Return the full listing exactly as it is written.

─── Listed records ───

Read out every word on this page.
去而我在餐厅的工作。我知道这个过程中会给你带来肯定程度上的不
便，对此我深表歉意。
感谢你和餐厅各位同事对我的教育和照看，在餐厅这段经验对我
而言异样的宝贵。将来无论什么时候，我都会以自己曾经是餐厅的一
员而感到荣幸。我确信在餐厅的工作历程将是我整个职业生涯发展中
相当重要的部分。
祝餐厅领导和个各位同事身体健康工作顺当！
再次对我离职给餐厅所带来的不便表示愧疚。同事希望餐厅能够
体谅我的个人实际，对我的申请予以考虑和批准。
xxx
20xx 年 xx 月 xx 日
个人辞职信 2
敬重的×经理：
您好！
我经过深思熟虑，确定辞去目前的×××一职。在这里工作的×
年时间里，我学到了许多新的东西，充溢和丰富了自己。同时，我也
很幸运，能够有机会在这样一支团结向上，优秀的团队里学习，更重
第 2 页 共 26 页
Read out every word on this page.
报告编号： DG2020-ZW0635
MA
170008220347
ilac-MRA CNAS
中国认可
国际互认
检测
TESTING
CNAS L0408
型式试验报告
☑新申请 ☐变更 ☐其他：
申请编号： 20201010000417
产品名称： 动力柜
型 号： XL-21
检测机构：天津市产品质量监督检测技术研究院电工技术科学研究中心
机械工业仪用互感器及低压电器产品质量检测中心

───

■ Response to the task ■
Read out every word on this page.
去而我在餐厅的工作。我知道这个过程中会给你带来肯定程度上的不
便，对此我深表歉意。
感谢你和餐厅各位同事对我的教育和照看，在餐厅这段经验对我
而言异样的宝贵。将来无论什么时候，我都会以自己曾经是餐厅的一
员而感到荣幸。我确信在餐厅的工作历程将是我整个职业生涯发展中
相当重要的部分。
祝餐厅领导和个各位同事身体健康工作顺当！
再次对我离职给餐厅所带来的不便表示愧疚。同事希望餐厅能够
体谅我的个人实际，对我的申请予以考虑和批准。
xxx
20xx 年 xx 月 xx 日
个人辞职信 2
敬重的×经理：
您好！
我经过深思熟虑，确定辞去目前的×××一职。在这里工作的×
年时间里，我学到了许多新的东西，充溢和丰富了自己。同时，我也
很幸运，能够有机会在这样一支团结向上，优秀的团队里学习，更重
第 2 页 共 26 页
Read out every word on this page.
报告编号： DG2020-ZW0635
MA
170008220347
ilac-MRA CNAS
中国认可
国际互认
检测
TESTING
CNAS L0408
型式试验报告
☑新申请 ☐变更 ☐其他：
申请编号： 20201010000417
产品名称： 动力柜
型 号： XL-21
检测机构：天津市产品质量监督检测技术研究院电工技术科学研究中心
机械工业仪用互感器及低压电器产品质量检测中心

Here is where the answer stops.